TASK: Wherever the string "utilizing" occurs in a line of these records, report that line.

(Entries from a visual dataset)
__________________________________________________

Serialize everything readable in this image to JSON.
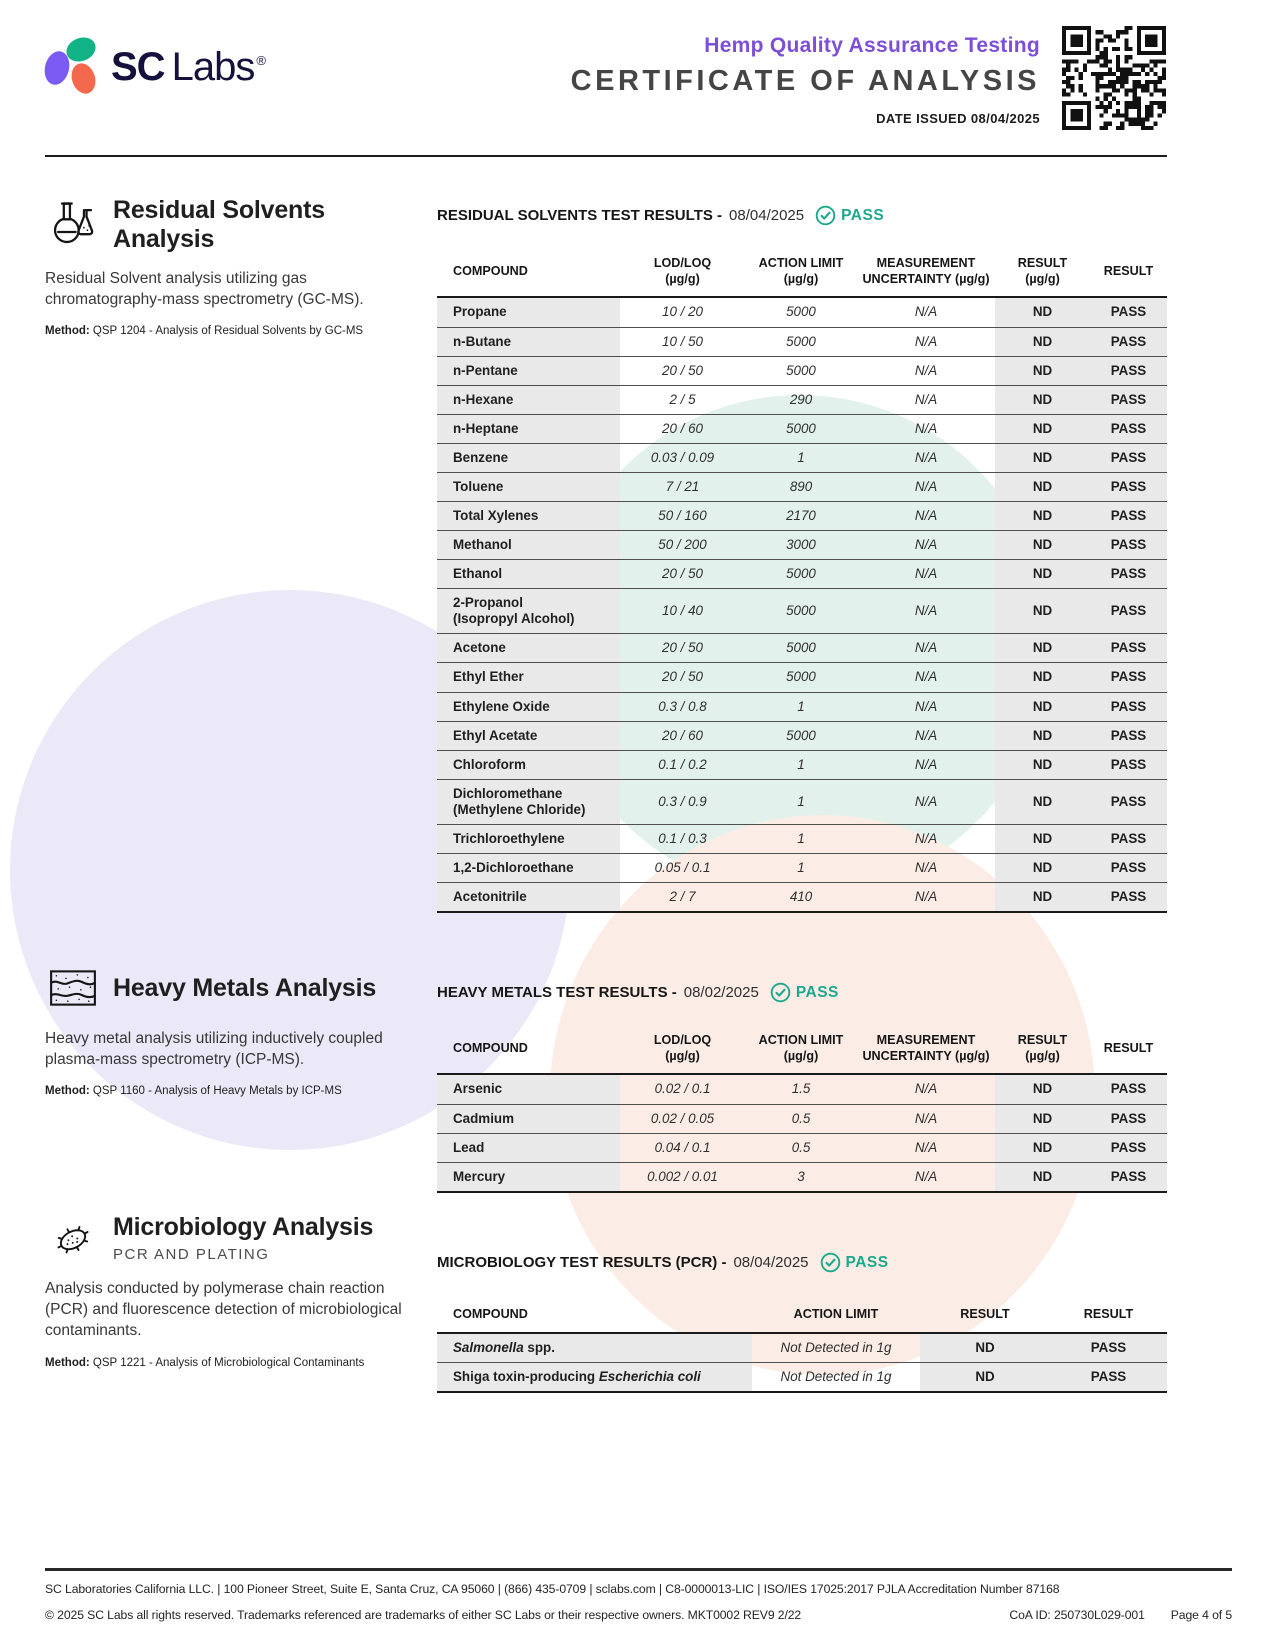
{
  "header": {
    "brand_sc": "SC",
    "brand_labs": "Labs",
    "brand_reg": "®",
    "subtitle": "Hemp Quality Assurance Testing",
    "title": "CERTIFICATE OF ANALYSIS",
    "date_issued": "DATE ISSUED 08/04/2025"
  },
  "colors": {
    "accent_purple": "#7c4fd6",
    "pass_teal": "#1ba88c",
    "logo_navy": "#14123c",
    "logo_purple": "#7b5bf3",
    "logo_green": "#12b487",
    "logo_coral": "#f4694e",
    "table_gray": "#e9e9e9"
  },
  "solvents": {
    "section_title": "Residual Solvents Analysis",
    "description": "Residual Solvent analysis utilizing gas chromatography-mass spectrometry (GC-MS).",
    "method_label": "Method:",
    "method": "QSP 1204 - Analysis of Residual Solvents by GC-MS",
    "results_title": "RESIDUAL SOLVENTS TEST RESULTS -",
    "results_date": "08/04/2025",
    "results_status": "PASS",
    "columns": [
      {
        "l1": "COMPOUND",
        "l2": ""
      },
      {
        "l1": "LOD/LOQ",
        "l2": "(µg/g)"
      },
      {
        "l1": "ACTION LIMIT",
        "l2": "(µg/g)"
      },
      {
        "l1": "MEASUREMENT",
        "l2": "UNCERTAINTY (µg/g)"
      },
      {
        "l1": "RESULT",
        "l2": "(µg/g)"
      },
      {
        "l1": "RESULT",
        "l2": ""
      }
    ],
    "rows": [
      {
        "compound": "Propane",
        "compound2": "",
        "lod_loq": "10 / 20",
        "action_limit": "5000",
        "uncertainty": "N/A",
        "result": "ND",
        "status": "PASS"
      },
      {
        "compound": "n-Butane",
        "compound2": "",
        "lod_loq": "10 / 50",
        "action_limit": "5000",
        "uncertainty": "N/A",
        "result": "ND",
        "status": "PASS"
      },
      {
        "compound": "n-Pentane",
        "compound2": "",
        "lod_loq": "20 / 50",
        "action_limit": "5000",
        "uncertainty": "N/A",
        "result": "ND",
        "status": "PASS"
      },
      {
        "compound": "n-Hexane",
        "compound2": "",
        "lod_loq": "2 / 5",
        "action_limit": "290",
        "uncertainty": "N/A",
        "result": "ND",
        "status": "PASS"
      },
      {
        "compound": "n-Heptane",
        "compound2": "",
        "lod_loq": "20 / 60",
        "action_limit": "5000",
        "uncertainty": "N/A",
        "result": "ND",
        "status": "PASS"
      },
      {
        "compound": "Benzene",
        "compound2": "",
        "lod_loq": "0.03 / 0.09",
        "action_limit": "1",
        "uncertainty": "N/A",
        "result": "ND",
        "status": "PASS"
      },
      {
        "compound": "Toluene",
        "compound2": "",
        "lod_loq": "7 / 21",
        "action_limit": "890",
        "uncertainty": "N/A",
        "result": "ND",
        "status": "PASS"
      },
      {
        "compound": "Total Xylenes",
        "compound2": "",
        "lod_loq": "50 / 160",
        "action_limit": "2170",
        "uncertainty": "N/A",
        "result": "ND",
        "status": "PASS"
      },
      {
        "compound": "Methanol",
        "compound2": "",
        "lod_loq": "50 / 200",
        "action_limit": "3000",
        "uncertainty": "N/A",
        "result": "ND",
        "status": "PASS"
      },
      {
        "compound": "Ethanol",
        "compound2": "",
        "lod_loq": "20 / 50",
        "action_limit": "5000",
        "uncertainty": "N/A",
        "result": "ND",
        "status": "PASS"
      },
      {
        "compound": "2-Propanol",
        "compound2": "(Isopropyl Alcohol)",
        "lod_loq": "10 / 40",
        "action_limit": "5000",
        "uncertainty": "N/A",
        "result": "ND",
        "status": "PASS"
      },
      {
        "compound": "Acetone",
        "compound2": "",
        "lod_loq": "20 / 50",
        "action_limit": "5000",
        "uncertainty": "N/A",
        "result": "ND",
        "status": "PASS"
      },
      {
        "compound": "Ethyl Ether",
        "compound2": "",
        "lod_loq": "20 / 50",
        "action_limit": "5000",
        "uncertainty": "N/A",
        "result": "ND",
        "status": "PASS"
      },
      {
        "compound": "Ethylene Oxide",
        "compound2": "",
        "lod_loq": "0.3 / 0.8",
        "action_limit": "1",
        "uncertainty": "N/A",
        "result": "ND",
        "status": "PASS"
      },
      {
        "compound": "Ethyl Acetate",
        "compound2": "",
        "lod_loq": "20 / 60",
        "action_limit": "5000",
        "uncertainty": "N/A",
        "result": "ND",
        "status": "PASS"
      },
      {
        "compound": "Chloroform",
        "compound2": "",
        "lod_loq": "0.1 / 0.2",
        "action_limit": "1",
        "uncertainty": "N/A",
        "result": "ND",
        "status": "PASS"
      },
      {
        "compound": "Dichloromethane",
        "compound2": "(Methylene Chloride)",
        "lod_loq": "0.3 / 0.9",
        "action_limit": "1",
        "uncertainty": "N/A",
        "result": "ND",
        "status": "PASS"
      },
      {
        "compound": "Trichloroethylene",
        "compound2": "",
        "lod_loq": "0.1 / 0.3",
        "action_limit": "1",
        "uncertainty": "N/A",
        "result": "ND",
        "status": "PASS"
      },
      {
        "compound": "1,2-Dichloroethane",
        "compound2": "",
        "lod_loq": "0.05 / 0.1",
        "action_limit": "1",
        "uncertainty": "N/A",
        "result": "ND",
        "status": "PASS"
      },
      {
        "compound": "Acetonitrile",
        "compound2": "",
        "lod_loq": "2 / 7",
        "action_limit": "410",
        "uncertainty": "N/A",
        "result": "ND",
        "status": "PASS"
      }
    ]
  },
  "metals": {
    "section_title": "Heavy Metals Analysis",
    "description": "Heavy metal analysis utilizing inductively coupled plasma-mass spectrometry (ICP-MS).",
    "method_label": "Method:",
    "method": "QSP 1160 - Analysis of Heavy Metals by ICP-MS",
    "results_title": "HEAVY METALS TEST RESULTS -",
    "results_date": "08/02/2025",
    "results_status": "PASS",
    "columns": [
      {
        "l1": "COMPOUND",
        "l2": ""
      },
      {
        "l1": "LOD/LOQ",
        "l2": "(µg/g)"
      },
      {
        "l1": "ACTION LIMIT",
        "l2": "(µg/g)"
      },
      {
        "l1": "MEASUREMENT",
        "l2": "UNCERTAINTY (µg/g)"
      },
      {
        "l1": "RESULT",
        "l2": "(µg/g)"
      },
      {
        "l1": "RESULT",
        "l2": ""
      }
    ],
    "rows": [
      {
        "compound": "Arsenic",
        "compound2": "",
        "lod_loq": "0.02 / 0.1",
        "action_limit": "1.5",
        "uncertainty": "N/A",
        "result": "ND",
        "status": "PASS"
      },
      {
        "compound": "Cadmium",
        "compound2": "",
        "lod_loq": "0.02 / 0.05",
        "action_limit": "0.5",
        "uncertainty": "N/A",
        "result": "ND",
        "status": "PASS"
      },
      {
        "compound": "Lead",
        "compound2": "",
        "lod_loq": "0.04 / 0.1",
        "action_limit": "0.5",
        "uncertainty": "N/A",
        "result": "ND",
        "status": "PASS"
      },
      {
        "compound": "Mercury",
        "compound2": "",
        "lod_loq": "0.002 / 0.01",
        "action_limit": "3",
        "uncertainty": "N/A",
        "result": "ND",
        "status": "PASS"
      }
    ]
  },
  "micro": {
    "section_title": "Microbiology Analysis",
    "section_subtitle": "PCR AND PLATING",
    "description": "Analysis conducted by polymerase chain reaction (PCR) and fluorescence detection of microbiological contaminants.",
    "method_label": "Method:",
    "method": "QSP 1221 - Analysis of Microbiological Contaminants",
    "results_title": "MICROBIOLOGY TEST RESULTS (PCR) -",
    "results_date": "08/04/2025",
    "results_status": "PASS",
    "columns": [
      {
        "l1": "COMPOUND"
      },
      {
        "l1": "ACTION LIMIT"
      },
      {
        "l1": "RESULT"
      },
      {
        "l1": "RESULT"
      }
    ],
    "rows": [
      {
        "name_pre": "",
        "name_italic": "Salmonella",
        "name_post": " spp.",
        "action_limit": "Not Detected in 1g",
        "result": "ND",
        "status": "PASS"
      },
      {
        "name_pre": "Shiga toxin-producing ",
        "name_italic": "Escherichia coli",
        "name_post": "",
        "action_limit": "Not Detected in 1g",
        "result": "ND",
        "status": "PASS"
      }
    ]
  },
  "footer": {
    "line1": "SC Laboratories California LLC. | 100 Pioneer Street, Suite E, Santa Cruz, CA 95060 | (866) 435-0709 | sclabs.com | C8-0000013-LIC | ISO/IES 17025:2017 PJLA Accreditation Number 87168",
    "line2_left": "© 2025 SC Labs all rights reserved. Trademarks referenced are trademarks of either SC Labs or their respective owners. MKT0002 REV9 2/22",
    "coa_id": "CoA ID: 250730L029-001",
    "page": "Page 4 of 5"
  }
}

__________________________________________________

ANSWER BOX:
    "description": "Residual Solvent analysis utilizing gas chromatography-mass spectrometry (GC-MS).",
    "description": "Heavy metal analysis utilizing inductively coupled plasma-mass spectrometry (ICP-MS).",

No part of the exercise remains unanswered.